(Dataset entries)
....................

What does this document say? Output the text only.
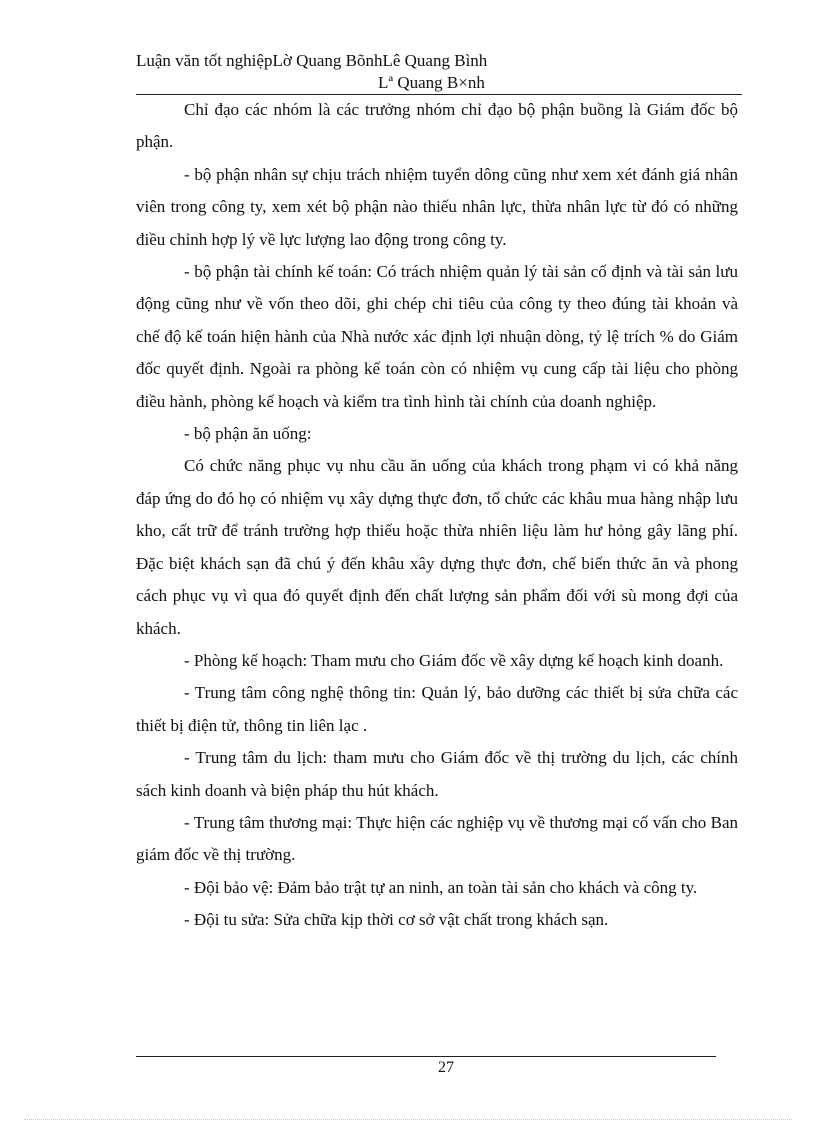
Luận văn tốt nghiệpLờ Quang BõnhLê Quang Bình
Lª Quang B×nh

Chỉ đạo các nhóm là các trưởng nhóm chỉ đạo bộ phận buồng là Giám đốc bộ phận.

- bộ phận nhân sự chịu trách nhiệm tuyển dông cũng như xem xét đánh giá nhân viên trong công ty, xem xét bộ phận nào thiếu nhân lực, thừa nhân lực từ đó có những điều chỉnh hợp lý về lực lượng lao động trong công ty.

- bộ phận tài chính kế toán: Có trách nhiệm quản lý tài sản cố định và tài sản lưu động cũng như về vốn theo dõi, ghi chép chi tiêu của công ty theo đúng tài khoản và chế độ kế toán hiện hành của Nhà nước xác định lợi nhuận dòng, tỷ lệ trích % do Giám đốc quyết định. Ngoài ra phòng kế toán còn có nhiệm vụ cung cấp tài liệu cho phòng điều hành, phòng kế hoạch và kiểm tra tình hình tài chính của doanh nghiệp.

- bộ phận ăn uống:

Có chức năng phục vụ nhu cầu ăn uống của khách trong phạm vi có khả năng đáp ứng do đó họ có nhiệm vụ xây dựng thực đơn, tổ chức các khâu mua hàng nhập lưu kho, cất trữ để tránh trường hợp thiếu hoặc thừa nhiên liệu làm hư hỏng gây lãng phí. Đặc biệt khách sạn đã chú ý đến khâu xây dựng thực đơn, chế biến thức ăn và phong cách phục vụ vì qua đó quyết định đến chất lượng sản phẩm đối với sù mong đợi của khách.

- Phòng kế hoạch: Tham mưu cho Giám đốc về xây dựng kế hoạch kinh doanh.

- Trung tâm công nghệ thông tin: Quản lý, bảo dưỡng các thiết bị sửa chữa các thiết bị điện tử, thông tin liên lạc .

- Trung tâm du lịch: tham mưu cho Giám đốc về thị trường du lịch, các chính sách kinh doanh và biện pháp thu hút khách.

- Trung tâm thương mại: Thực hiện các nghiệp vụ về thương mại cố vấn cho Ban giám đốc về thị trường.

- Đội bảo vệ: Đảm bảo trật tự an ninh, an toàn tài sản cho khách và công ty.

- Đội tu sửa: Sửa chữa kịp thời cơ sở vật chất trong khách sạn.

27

....................

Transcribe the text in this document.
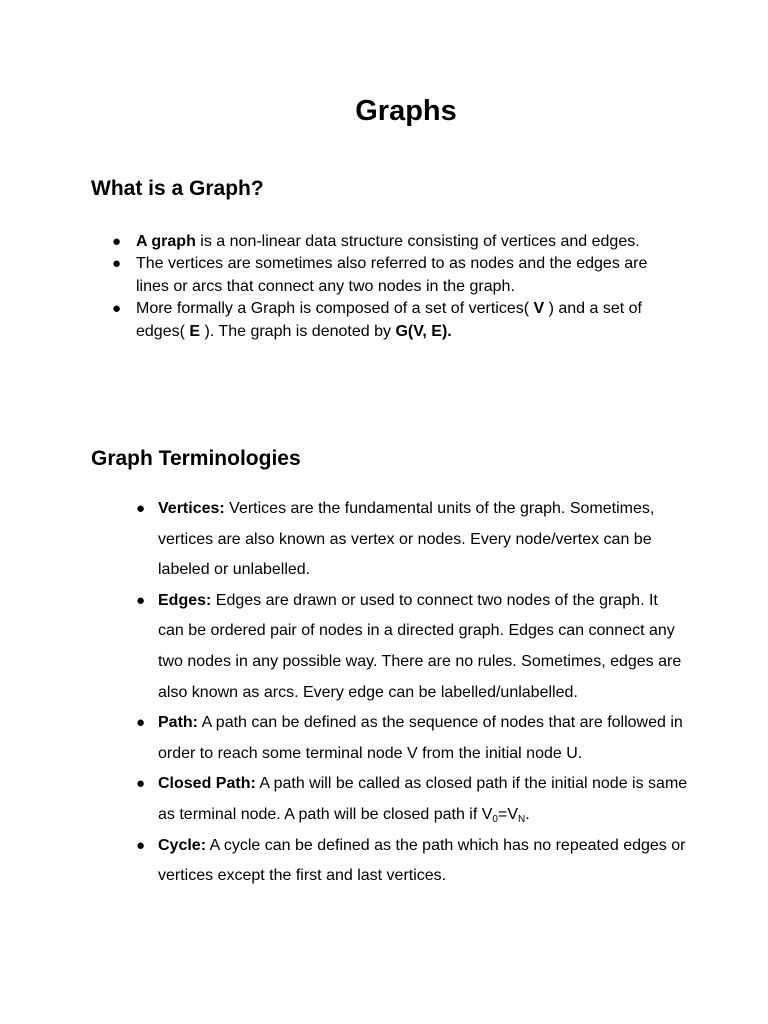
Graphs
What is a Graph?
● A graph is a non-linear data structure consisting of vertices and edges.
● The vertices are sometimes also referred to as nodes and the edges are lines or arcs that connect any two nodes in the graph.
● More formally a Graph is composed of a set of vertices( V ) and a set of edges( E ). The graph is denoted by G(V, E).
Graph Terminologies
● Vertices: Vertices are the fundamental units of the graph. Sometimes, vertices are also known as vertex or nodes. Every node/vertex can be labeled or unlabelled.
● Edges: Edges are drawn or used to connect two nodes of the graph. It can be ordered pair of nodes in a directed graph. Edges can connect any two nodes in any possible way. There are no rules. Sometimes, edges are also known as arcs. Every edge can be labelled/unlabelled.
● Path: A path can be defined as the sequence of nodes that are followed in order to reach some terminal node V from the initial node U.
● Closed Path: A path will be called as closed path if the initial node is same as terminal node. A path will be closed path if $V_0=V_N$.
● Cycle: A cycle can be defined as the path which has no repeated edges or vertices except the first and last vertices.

....................

Pick out the lines that include the word "Trung" and write them out.

Exercise solution -
- Trung tâm công nghệ thông tin: Quản lý, bảo dưỡng các thiết bị sửa chữa các thiết bị điện tử, thông tin liên lạc .
- Trung tâm du lịch: tham mưu cho Giám đốc về thị trường du lịch, các chính sách kinh doanh và biện pháp thu hút khách.
- Trung tâm thương mại: Thực hiện các nghiệp vụ về thương mại cố vấn cho Ban giám đốc về thị trường.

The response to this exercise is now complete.